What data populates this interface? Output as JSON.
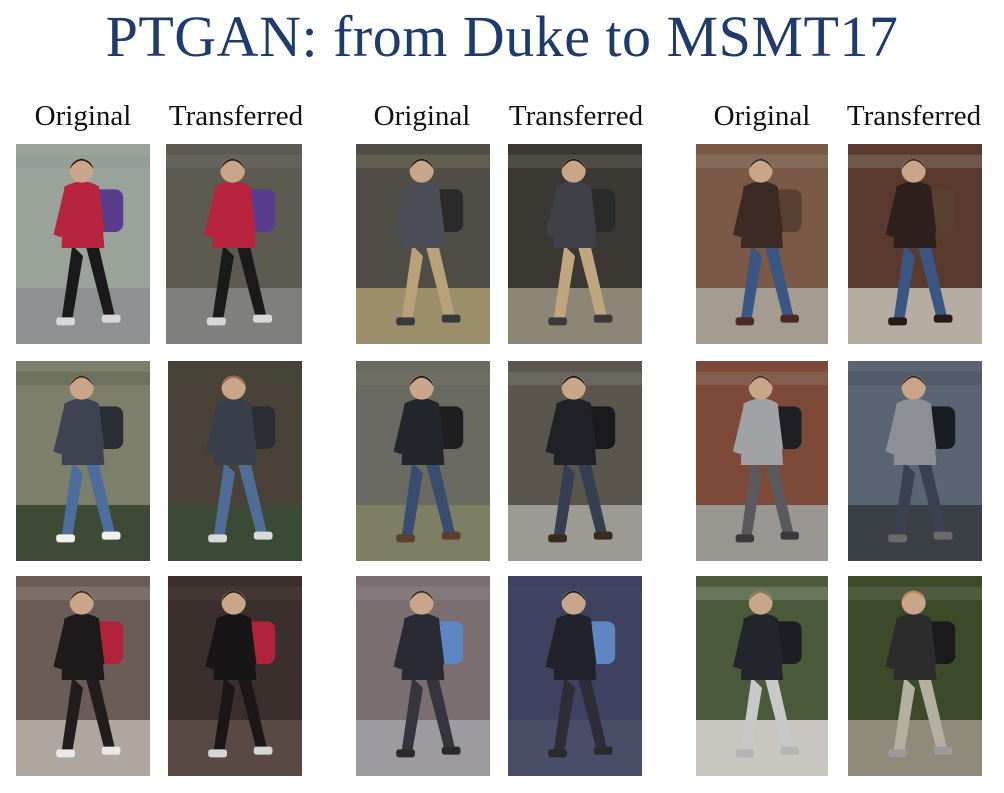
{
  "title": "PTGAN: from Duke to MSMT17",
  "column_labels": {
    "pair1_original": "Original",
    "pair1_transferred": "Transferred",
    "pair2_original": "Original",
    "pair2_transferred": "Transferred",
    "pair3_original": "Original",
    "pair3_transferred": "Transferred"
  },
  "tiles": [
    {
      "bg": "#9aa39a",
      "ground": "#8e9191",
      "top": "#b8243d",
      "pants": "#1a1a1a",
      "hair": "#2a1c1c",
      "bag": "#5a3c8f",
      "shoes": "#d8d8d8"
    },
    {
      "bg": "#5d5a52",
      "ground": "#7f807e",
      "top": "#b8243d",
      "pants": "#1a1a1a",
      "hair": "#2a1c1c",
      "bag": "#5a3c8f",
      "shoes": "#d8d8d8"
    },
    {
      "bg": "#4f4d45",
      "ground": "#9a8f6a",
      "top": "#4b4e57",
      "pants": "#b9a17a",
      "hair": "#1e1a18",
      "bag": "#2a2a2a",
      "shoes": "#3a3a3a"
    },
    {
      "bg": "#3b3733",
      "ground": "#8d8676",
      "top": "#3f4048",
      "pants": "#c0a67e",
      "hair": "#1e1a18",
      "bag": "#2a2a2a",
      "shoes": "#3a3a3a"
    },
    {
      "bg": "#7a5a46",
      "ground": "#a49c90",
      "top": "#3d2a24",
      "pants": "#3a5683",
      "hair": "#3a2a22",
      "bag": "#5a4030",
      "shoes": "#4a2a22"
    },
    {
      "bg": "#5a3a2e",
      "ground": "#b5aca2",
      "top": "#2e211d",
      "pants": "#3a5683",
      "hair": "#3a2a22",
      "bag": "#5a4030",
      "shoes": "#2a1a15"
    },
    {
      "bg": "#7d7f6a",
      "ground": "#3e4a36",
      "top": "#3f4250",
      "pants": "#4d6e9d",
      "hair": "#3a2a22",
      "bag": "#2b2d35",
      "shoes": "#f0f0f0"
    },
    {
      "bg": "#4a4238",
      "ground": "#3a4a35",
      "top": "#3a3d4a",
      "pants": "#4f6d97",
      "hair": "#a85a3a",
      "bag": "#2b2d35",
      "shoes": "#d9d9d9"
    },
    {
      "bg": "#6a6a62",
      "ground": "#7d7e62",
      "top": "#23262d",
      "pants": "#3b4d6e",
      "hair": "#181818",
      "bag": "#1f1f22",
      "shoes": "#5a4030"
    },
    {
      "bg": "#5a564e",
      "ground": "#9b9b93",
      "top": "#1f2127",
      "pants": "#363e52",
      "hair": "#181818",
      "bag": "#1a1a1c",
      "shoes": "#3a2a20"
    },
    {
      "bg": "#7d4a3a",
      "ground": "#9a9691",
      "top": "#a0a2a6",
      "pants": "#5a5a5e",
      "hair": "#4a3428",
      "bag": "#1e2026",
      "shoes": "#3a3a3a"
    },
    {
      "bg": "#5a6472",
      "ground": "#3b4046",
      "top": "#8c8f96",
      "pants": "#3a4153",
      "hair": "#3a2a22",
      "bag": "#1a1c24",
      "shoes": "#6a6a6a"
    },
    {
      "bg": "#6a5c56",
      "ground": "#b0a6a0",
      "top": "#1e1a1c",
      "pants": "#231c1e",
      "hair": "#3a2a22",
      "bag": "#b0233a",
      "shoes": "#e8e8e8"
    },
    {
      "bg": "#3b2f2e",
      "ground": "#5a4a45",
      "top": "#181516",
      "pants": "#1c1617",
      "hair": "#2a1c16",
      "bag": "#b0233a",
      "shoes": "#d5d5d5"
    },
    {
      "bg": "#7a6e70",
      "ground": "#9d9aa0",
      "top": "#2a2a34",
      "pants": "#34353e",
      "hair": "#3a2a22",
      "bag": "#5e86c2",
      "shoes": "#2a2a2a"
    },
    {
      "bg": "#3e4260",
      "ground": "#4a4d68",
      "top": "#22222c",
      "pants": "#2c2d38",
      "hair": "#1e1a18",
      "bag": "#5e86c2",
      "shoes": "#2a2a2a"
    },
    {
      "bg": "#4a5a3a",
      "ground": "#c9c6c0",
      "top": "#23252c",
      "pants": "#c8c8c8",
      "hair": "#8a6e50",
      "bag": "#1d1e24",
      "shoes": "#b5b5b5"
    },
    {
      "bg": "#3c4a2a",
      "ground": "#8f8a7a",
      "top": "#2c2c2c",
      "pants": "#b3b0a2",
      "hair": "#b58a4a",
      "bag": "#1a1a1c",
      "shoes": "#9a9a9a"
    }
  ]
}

*-*-*

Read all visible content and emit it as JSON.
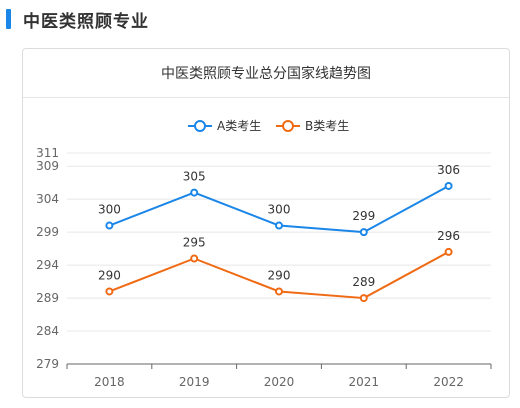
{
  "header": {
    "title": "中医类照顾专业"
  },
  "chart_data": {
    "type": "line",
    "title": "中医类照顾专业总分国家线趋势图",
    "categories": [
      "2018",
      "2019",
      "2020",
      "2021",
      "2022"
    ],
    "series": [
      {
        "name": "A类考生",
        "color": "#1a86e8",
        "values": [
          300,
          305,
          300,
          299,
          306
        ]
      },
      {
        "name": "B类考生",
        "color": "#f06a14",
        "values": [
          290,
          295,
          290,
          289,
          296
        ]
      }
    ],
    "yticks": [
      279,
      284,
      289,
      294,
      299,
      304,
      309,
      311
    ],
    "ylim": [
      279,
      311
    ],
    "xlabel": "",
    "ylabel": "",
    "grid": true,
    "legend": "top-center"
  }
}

*-*-*

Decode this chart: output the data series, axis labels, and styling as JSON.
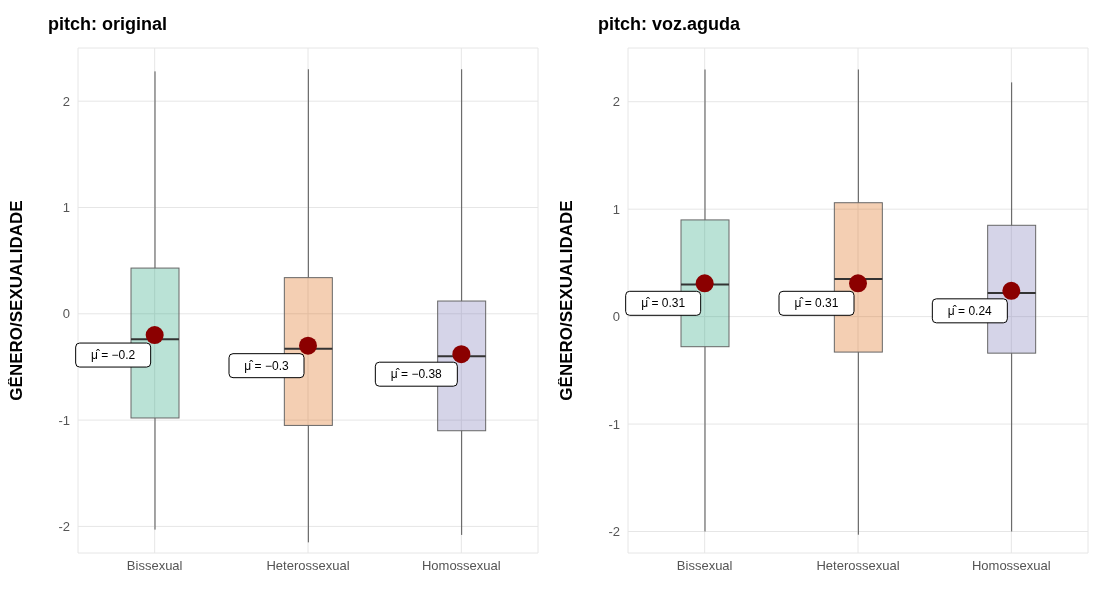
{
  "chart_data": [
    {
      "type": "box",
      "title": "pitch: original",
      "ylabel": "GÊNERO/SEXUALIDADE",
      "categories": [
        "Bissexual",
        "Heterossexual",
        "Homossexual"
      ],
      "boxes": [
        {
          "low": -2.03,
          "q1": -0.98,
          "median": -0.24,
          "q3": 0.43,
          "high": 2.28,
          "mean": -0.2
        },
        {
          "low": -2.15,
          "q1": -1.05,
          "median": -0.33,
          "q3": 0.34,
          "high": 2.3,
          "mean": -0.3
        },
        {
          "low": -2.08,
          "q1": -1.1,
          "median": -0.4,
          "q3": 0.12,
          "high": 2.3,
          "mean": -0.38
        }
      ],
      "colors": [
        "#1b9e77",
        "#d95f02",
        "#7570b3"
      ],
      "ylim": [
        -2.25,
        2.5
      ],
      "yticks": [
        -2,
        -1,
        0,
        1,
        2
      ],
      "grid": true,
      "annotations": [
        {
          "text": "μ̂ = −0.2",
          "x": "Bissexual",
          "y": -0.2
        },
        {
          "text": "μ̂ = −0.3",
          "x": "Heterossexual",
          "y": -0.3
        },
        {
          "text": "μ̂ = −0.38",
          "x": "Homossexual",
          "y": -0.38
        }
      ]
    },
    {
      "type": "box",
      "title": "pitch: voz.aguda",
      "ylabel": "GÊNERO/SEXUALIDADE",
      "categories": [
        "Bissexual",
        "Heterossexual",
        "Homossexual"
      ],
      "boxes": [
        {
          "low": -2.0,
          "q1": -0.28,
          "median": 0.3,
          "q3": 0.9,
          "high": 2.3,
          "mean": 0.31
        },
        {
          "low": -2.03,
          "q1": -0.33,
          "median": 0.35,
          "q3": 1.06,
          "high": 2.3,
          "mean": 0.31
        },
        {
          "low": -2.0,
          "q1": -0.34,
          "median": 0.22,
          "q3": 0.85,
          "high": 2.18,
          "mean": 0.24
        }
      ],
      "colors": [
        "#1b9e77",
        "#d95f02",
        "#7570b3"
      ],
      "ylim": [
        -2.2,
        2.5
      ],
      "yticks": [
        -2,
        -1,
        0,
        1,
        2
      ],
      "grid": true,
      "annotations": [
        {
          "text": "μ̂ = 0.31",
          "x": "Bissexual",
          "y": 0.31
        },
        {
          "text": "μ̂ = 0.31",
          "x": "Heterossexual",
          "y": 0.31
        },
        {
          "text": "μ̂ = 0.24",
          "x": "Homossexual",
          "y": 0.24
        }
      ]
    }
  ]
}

*-*-*

- _THE TASK_
Examine the records and report how many lines contain the string "text". Only the number should be given.

- _EXERCISE RESULT_
6